**Task to complete**. Repeat all the material exactly; pictures stay out of your copy.

- - - - -

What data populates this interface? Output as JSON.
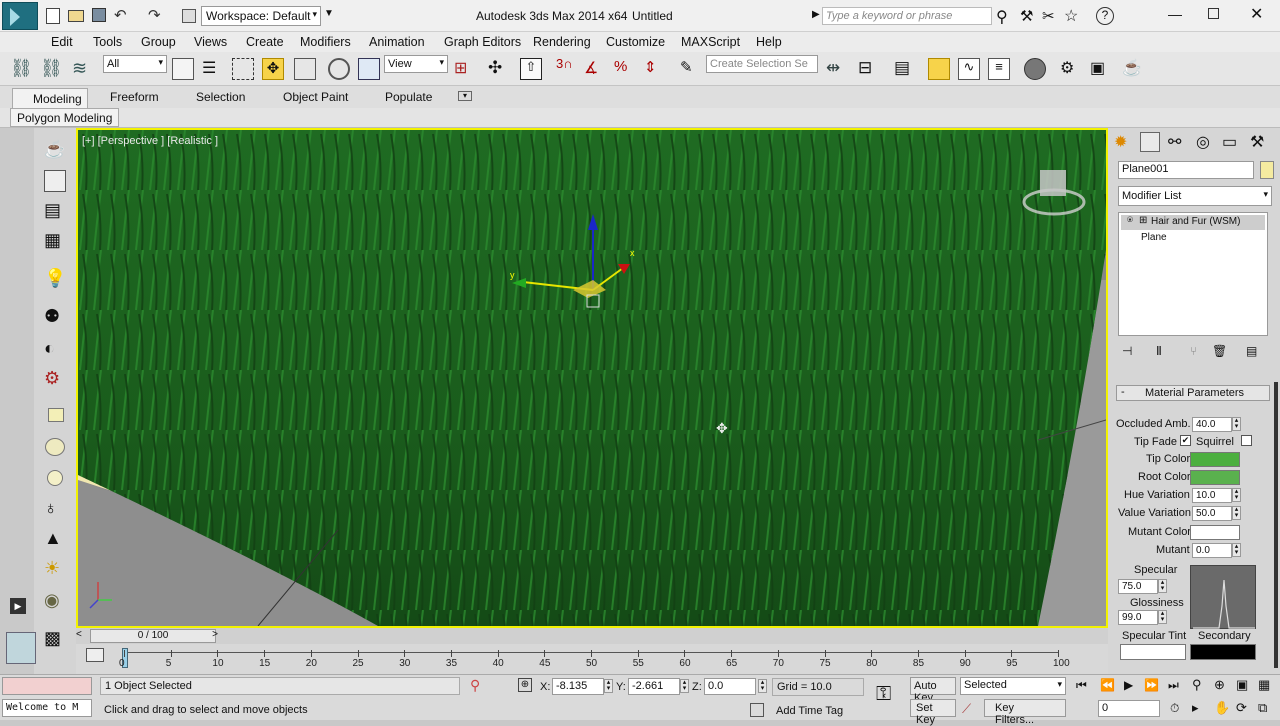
{
  "titlebar": {
    "workspace": "Workspace: Default",
    "app_title": "Autodesk 3ds Max  2014 x64",
    "doc_title": "Untitled",
    "search_placeholder": "Type a keyword or phrase"
  },
  "menu": [
    "Edit",
    "Tools",
    "Group",
    "Views",
    "Create",
    "Modifiers",
    "Animation",
    "Graph Editors",
    "Rendering",
    "Customize",
    "MAXScript",
    "Help"
  ],
  "toolbar": {
    "filter": "All",
    "ref_coord": "View",
    "selection_set_placeholder": "Create Selection Se",
    "snaps_value": "3"
  },
  "ribbon": {
    "tabs": [
      "Modeling",
      "Freeform",
      "Selection",
      "Object Paint",
      "Populate"
    ],
    "subpanel": "Polygon Modeling"
  },
  "viewport": {
    "label": "[+] [Perspective ] [Realistic ]",
    "axis_x": "x",
    "axis_y": "y"
  },
  "timeslider": {
    "value": "0 / 100"
  },
  "ruler": {
    "ticks": [
      "0",
      "5",
      "10",
      "15",
      "20",
      "25",
      "30",
      "35",
      "40",
      "45",
      "50",
      "55",
      "60",
      "65",
      "70",
      "75",
      "80",
      "85",
      "90",
      "95",
      "100"
    ]
  },
  "cmdpanel": {
    "object_name": "Plane001",
    "modifier_list": "Modifier List",
    "stack": [
      "Hair and Fur (WSM)",
      "Plane"
    ],
    "rollout_title": "Material Parameters",
    "params": {
      "occluded_amb_label": "Occluded Amb.",
      "occluded_amb": "40.0",
      "tip_fade_label": "Tip Fade",
      "squirrel_label": "Squirrel",
      "tip_color_label": "Tip Color",
      "root_color_label": "Root Color",
      "hue_variation_label": "Hue Variation",
      "hue_variation": "10.0",
      "value_variation_label": "Value Variation",
      "value_variation": "50.0",
      "mutant_color_label": "Mutant Color",
      "mutant_label": "Mutant",
      "mutant": "0.0",
      "specular_label": "Specular",
      "specular": "75.0",
      "glossiness_label": "Glossiness",
      "glossiness": "99.0",
      "specular_tint_label": "Specular Tint",
      "secondary_label": "Secondary"
    },
    "colors": {
      "tip_color": "#4caf3f",
      "root_color": "#5ab14e",
      "mutant_color": "#ffffff",
      "specular_tint": "#ffffff",
      "secondary": "#000000"
    }
  },
  "statusbar": {
    "maxscript_listener": "Welcome to M",
    "selection_status": "1 Object Selected",
    "prompt": "Click and drag to select and move objects",
    "x_label": "X:",
    "x": "-8.135",
    "y_label": "Y:",
    "y": "-2.661",
    "z_label": "Z:",
    "z": "0.0",
    "grid": "Grid = 10.0",
    "add_time_tag": "Add Time Tag",
    "auto_key": "Auto Key",
    "set_key": "Set Key",
    "key_mode": "Selected",
    "key_filters": "Key Filters...",
    "frame": "0"
  }
}
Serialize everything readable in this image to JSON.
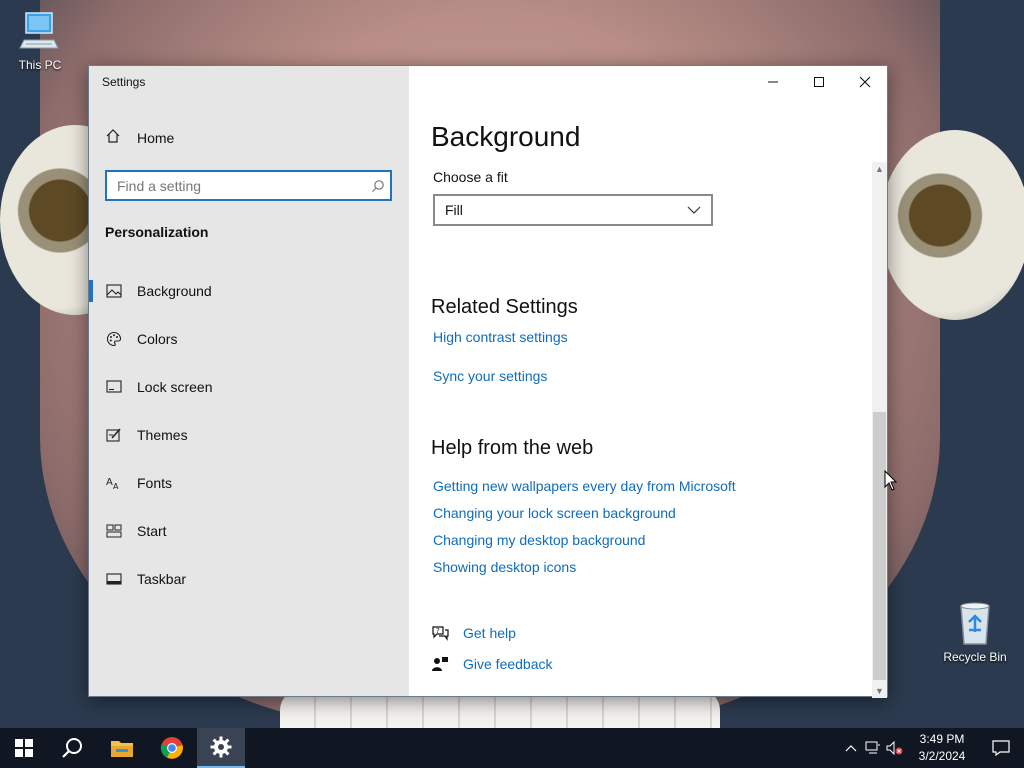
{
  "desktop": {
    "icons": [
      {
        "label": "This PC"
      },
      {
        "label": "Recycle Bin"
      }
    ]
  },
  "window": {
    "title": "Settings",
    "controls": {
      "minimize": "minimize",
      "maximize": "maximize",
      "close": "close"
    }
  },
  "sidebar": {
    "home_label": "Home",
    "search_placeholder": "Find a setting",
    "section_title": "Personalization",
    "items": [
      {
        "label": "Background",
        "icon": "picture-icon",
        "selected": true
      },
      {
        "label": "Colors",
        "icon": "palette-icon",
        "selected": false
      },
      {
        "label": "Lock screen",
        "icon": "lock-screen-icon",
        "selected": false
      },
      {
        "label": "Themes",
        "icon": "themes-icon",
        "selected": false
      },
      {
        "label": "Fonts",
        "icon": "fonts-icon",
        "selected": false
      },
      {
        "label": "Start",
        "icon": "start-icon",
        "selected": false
      },
      {
        "label": "Taskbar",
        "icon": "taskbar-icon",
        "selected": false
      }
    ]
  },
  "content": {
    "title": "Background",
    "fit_label": "Choose a fit",
    "fit_value": "Fill",
    "related_title": "Related Settings",
    "related_links": [
      "High contrast settings",
      "Sync your settings"
    ],
    "help_title": "Help from the web",
    "help_links": [
      "Getting new wallpapers every day from Microsoft",
      "Changing your lock screen background",
      "Changing my desktop background",
      "Showing desktop icons"
    ],
    "get_help": "Get help",
    "give_feedback": "Give feedback"
  },
  "taskbar": {
    "apps": [
      "start",
      "search",
      "file-explorer",
      "chrome",
      "settings"
    ],
    "time": "3:49 PM",
    "date": "3/2/2024"
  },
  "colors": {
    "accent": "#1f74bd",
    "link": "#0f6cbd",
    "sidebar_bg": "#e6e6e6",
    "taskbar_bg": "#101722"
  }
}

- - - - -

**Answer to the problem**.
What data populates this interface? Output as JSON.
{
  "titlebar": {
    "workspace": "Workspace: Default",
    "app_title": "Autodesk 3ds Max  2014 x64",
    "doc_title": "Untitled",
    "search_placeholder": "Type a keyword or phrase"
  },
  "menu": [
    "Edit",
    "Tools",
    "Group",
    "Views",
    "Create",
    "Modifiers",
    "Animation",
    "Graph Editors",
    "Rendering",
    "Customize",
    "MAXScript",
    "Help"
  ],
  "toolbar": {
    "filter": "All",
    "ref_coord": "View",
    "selection_set_placeholder": "Create Selection Se",
    "snaps_value": "3"
  },
  "ribbon": {
    "tabs": [
      "Modeling",
      "Freeform",
      "Selection",
      "Object Paint",
      "Populate"
    ],
    "subpanel": "Polygon Modeling"
  },
  "viewport": {
    "label": "[+] [Perspective ] [Realistic ]",
    "axis_x": "x",
    "axis_y": "y"
  },
  "timeslider": {
    "value": "0 / 100"
  },
  "ruler": {
    "ticks": [
      "0",
      "5",
      "10",
      "15",
      "20",
      "25",
      "30",
      "35",
      "40",
      "45",
      "50",
      "55",
      "60",
      "65",
      "70",
      "75",
      "80",
      "85",
      "90",
      "95",
      "100"
    ]
  },
  "cmdpanel": {
    "object_name": "Plane001",
    "modifier_list": "Modifier List",
    "stack": [
      "Hair and Fur (WSM)",
      "Plane"
    ],
    "rollout_title": "Material Parameters",
    "params": {
      "occluded_amb_label": "Occluded Amb.",
      "occluded_amb": "40.0",
      "tip_fade_label": "Tip Fade",
      "squirrel_label": "Squirrel",
      "tip_color_label": "Tip Color",
      "root_color_label": "Root Color",
      "hue_variation_label": "Hue Variation",
      "hue_variation": "10.0",
      "value_variation_label": "Value Variation",
      "value_variation": "50.0",
      "mutant_color_label": "Mutant Color",
      "mutant_label": "Mutant",
      "mutant": "0.0",
      "specular_label": "Specular",
      "specular": "75.0",
      "glossiness_label": "Glossiness",
      "glossiness": "99.0",
      "specular_tint_label": "Specular Tint",
      "secondary_label": "Secondary"
    },
    "colors": {
      "tip_color": "#4caf3f",
      "root_color": "#5ab14e",
      "mutant_color": "#ffffff",
      "specular_tint": "#ffffff",
      "secondary": "#000000"
    }
  },
  "statusbar": {
    "maxscript_listener": "Welcome to M",
    "selection_status": "1 Object Selected",
    "prompt": "Click and drag to select and move objects",
    "x_label": "X:",
    "x": "-8.135",
    "y_label": "Y:",
    "y": "-2.661",
    "z_label": "Z:",
    "z": "0.0",
    "grid": "Grid = 10.0",
    "add_time_tag": "Add Time Tag",
    "auto_key": "Auto Key",
    "set_key": "Set Key",
    "key_mode": "Selected",
    "key_filters": "Key Filters...",
    "frame": "0"
  }
}
Serialize everything readable in this image to JSON.
{
  "desktop": {
    "icons": [
      {
        "label": "This PC"
      },
      {
        "label": "Recycle Bin"
      }
    ]
  },
  "window": {
    "title": "Settings",
    "controls": {
      "minimize": "minimize",
      "maximize": "maximize",
      "close": "close"
    }
  },
  "sidebar": {
    "home_label": "Home",
    "search_placeholder": "Find a setting",
    "section_title": "Personalization",
    "items": [
      {
        "label": "Background",
        "icon": "picture-icon",
        "selected": true
      },
      {
        "label": "Colors",
        "icon": "palette-icon",
        "selected": false
      },
      {
        "label": "Lock screen",
        "icon": "lock-screen-icon",
        "selected": false
      },
      {
        "label": "Themes",
        "icon": "themes-icon",
        "selected": false
      },
      {
        "label": "Fonts",
        "icon": "fonts-icon",
        "selected": false
      },
      {
        "label": "Start",
        "icon": "start-icon",
        "selected": false
      },
      {
        "label": "Taskbar",
        "icon": "taskbar-icon",
        "selected": false
      }
    ]
  },
  "content": {
    "title": "Background",
    "fit_label": "Choose a fit",
    "fit_value": "Fill",
    "related_title": "Related Settings",
    "related_links": [
      "High contrast settings",
      "Sync your settings"
    ],
    "help_title": "Help from the web",
    "help_links": [
      "Getting new wallpapers every day from Microsoft",
      "Changing your lock screen background",
      "Changing my desktop background",
      "Showing desktop icons"
    ],
    "get_help": "Get help",
    "give_feedback": "Give feedback"
  },
  "taskbar": {
    "apps": [
      "start",
      "search",
      "file-explorer",
      "chrome",
      "settings"
    ],
    "time": "3:49 PM",
    "date": "3/2/2024"
  },
  "colors": {
    "accent": "#1f74bd",
    "link": "#0f6cbd",
    "sidebar_bg": "#e6e6e6",
    "taskbar_bg": "#101722"
  }
}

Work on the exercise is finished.